# REQUIRED WORK:
Output all the data exactly. Pictures do not belong in the copy.

# Records from a data source:
>> Begin

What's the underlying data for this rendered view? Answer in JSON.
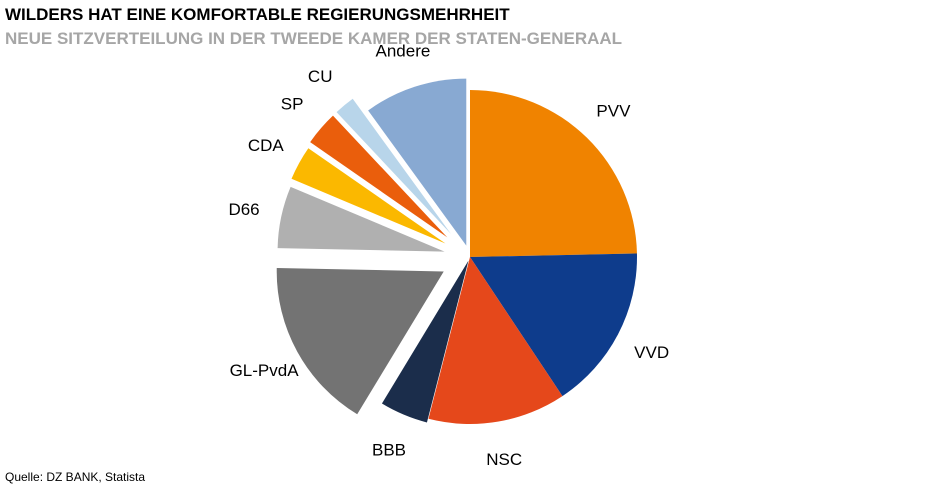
{
  "header": {
    "title": "WILDERS HAT EINE KOMFORTABLE REGIERUNGSMEHRHEIT",
    "subtitle": "NEUE SITZVERTEILUNG IN DER TWEEDE KAMER DER STATEN-GENERAAL"
  },
  "footer": {
    "source": "Quelle: DZ BANK, Statista"
  },
  "chart_data": {
    "type": "pie",
    "title": "WILDERS HAT EINE KOMFORTABLE REGIERUNGSMEHRHEIT",
    "subtitle": "NEUE SITZVERTEILUNG IN DER TWEEDE KAMER DER STATEN-GENERAAL",
    "exploded": true,
    "legend": "none",
    "categories": [
      "PVV",
      "VVD",
      "NSC",
      "BBB",
      "GL-PvdA",
      "D66",
      "CDA",
      "SP",
      "CU",
      "Andere"
    ],
    "values": [
      37,
      24,
      20,
      7,
      25,
      9,
      5,
      5,
      3,
      15
    ],
    "colors": [
      "#f08300",
      "#0e3c8c",
      "#e5481b",
      "#1b2d4b",
      "#737373",
      "#b0b0b0",
      "#fbb800",
      "#ea5e0c",
      "#b8d5ea",
      "#88a9d2"
    ]
  }
}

>> End

# WRITTEN RESPONSE:
What's the underlying data for this rendered view? Answer in JSON.
{
  "header": {
    "title": "WILDERS HAT EINE KOMFORTABLE REGIERUNGSMEHRHEIT",
    "subtitle": "NEUE SITZVERTEILUNG IN DER TWEEDE KAMER DER STATEN-GENERAAL"
  },
  "footer": {
    "source": "Quelle: DZ BANK, Statista"
  },
  "chart_data": {
    "type": "pie",
    "title": "WILDERS HAT EINE KOMFORTABLE REGIERUNGSMEHRHEIT",
    "subtitle": "NEUE SITZVERTEILUNG IN DER TWEEDE KAMER DER STATEN-GENERAAL",
    "exploded": true,
    "legend": "none",
    "categories": [
      "PVV",
      "VVD",
      "NSC",
      "BBB",
      "GL-PvdA",
      "D66",
      "CDA",
      "SP",
      "CU",
      "Andere"
    ],
    "values": [
      37,
      24,
      20,
      7,
      25,
      9,
      5,
      5,
      3,
      15
    ],
    "colors": [
      "#f08300",
      "#0e3c8c",
      "#e5481b",
      "#1b2d4b",
      "#737373",
      "#b0b0b0",
      "#fbb800",
      "#ea5e0c",
      "#b8d5ea",
      "#88a9d2"
    ]
  }
}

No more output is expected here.